Dataset records:
========================

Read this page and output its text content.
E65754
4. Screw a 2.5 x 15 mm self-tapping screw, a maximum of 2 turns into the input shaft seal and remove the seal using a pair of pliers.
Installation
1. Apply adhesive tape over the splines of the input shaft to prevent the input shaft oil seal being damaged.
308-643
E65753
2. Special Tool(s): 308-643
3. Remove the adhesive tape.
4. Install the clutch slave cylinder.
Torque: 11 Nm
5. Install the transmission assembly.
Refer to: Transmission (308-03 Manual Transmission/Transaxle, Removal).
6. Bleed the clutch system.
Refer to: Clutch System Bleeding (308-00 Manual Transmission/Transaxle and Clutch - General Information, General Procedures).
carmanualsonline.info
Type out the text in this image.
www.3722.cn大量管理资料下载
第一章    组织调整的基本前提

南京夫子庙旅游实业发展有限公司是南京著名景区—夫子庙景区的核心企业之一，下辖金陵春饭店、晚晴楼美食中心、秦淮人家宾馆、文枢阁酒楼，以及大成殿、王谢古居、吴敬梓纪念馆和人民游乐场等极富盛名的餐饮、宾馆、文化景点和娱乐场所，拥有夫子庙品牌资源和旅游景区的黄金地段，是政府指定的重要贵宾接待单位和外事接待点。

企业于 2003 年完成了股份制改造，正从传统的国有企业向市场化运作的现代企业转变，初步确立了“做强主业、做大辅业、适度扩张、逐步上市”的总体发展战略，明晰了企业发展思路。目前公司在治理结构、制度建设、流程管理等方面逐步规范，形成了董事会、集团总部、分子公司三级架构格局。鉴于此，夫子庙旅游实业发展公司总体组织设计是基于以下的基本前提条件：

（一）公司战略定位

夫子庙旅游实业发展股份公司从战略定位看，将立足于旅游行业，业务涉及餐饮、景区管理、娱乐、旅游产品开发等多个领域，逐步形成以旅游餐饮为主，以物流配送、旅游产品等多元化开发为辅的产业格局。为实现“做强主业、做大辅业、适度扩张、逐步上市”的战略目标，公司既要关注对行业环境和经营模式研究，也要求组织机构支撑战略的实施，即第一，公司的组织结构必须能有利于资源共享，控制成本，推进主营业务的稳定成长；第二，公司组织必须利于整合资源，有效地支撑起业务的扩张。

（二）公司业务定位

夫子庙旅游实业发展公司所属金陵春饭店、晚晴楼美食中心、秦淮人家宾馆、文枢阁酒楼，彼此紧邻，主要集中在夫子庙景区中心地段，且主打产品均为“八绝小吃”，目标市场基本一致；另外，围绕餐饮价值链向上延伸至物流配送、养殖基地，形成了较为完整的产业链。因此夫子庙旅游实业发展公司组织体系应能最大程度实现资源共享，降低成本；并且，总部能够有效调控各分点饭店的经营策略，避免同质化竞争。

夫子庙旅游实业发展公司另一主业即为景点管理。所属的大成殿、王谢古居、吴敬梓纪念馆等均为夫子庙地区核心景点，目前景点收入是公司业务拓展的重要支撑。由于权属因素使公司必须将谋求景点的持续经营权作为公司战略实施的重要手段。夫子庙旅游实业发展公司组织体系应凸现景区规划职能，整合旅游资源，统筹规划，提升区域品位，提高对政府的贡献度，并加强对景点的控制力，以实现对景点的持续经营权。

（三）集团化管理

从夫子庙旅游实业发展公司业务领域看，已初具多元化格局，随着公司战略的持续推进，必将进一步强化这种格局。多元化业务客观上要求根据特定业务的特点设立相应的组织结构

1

========================

Identify the lines that hold the word "做强主业". Copy every one of them.

Reply:
企业于 2003 年完成了股份制改造，正从传统的国有企业向市场化运作的现代企业转变，初步确立了“做强主业、做大辅业、适度扩张、逐步上市”的总体发展战略，明晰了企业发展思路。目前公司在治理结构、制度建设、流程管理等方面逐步规范，形成了董事会、集团总部、分子公司三级架构格局。鉴于此，夫子庙旅游实业发展公司总体组织设计是基于以下的基本前提条件：
夫子庙旅游实业发展股份公司从战略定位看，将立足于旅游行业，业务涉及餐饮、景区管理、娱乐、旅游产品开发等多个领域，逐步形成以旅游餐饮为主，以物流配送、旅游产品等多元化开发为辅的产业格局。为实现“做强主业、做大辅业、适度扩张、逐步上市”的战略目标，公司既要关注对行业环境和经营模式研究，也要求组织机构支撑战略的实施，即第一，公司的组织结构必须能有利于资源共享，控制成本，推进主营业务的稳定成长；第二，公司组织必须利于整合资源，有效地支撑起业务的扩张。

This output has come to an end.